SHORT PROBLEM
Identify each line in the records below that contains the word "Output", and copy it.

DATA SUPPLIED
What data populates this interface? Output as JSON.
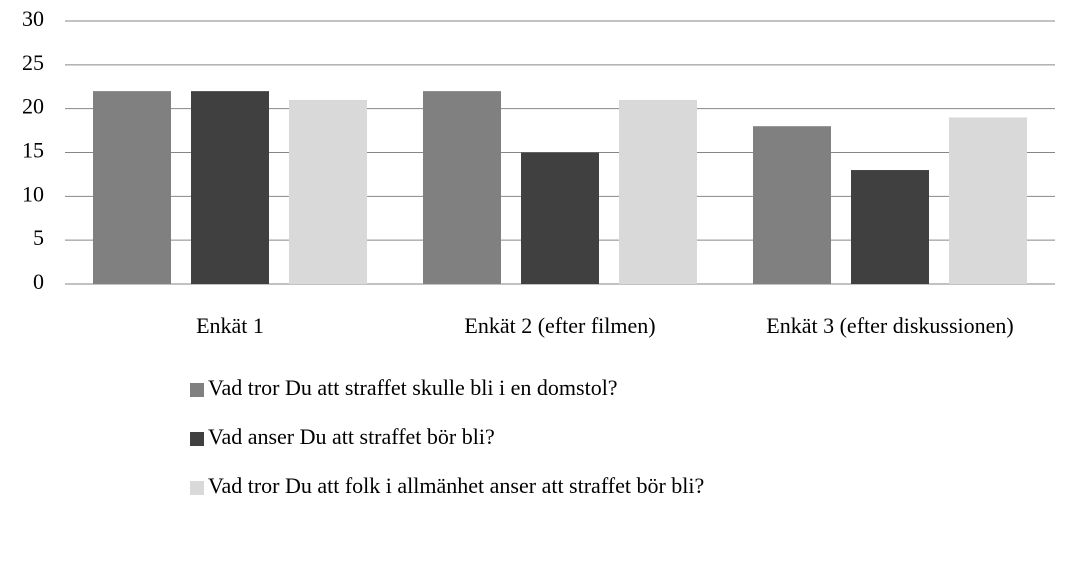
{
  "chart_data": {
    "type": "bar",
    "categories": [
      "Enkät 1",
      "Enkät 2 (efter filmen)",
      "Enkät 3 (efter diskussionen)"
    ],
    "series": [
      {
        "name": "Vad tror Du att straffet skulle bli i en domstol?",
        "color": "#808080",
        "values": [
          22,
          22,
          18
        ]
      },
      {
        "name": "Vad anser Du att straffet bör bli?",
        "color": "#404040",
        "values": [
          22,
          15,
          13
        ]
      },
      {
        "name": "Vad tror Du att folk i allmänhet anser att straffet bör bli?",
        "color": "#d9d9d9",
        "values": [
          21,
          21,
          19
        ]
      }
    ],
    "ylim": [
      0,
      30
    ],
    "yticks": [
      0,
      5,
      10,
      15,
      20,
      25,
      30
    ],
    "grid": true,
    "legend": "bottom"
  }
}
...
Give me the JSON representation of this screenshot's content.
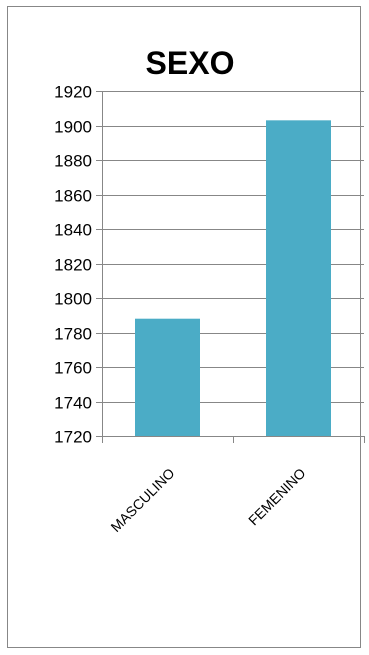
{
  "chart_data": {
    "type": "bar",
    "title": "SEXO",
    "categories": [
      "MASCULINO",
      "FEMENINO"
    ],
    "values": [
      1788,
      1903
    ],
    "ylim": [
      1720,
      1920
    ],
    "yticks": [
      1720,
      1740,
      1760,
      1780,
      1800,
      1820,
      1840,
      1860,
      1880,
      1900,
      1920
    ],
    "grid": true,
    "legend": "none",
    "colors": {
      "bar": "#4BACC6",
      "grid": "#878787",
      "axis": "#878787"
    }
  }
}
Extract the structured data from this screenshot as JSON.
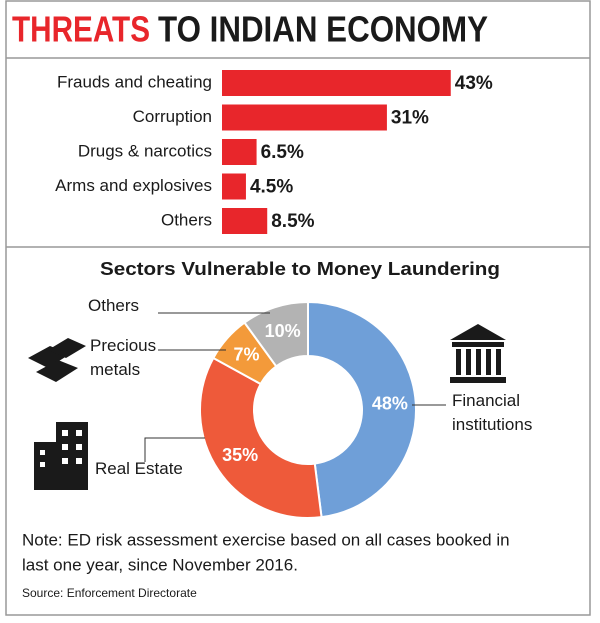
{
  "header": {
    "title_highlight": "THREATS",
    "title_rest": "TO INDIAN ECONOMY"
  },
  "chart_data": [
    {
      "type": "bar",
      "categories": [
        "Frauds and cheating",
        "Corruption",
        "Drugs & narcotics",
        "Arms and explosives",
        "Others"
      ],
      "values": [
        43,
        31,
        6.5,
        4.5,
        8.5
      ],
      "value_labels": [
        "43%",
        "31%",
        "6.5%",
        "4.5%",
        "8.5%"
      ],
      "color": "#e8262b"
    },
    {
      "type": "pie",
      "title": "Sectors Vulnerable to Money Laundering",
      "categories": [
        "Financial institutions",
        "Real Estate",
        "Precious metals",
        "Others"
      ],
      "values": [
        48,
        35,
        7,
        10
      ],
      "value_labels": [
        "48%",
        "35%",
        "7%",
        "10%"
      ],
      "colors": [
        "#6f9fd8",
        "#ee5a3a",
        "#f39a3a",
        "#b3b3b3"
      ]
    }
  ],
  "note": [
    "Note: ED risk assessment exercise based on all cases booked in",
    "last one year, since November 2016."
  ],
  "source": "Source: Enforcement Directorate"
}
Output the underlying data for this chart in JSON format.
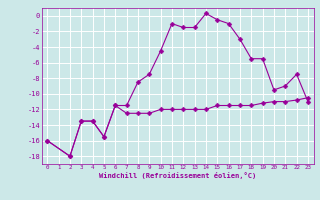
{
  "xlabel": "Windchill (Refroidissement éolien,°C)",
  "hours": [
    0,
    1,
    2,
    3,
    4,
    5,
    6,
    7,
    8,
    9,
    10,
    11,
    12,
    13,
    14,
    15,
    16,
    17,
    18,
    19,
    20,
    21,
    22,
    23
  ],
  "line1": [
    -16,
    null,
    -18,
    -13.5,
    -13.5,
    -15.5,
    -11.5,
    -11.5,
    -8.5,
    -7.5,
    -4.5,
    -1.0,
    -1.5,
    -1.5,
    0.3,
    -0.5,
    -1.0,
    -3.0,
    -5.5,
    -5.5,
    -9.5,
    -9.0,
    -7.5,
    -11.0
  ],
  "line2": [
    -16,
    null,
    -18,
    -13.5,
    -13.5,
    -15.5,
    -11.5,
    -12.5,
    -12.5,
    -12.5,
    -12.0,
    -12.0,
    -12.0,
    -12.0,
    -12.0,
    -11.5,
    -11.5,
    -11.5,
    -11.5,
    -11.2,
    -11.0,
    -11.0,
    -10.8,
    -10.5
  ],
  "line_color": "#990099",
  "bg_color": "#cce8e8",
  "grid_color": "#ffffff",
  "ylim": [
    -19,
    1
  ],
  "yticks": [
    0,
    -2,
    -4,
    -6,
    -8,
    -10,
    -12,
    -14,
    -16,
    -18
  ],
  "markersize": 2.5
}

RESPONSE FOR THIS EXERCISE
What data populates this interface? Output as JSON.
Output the underlying data for this chart in JSON format.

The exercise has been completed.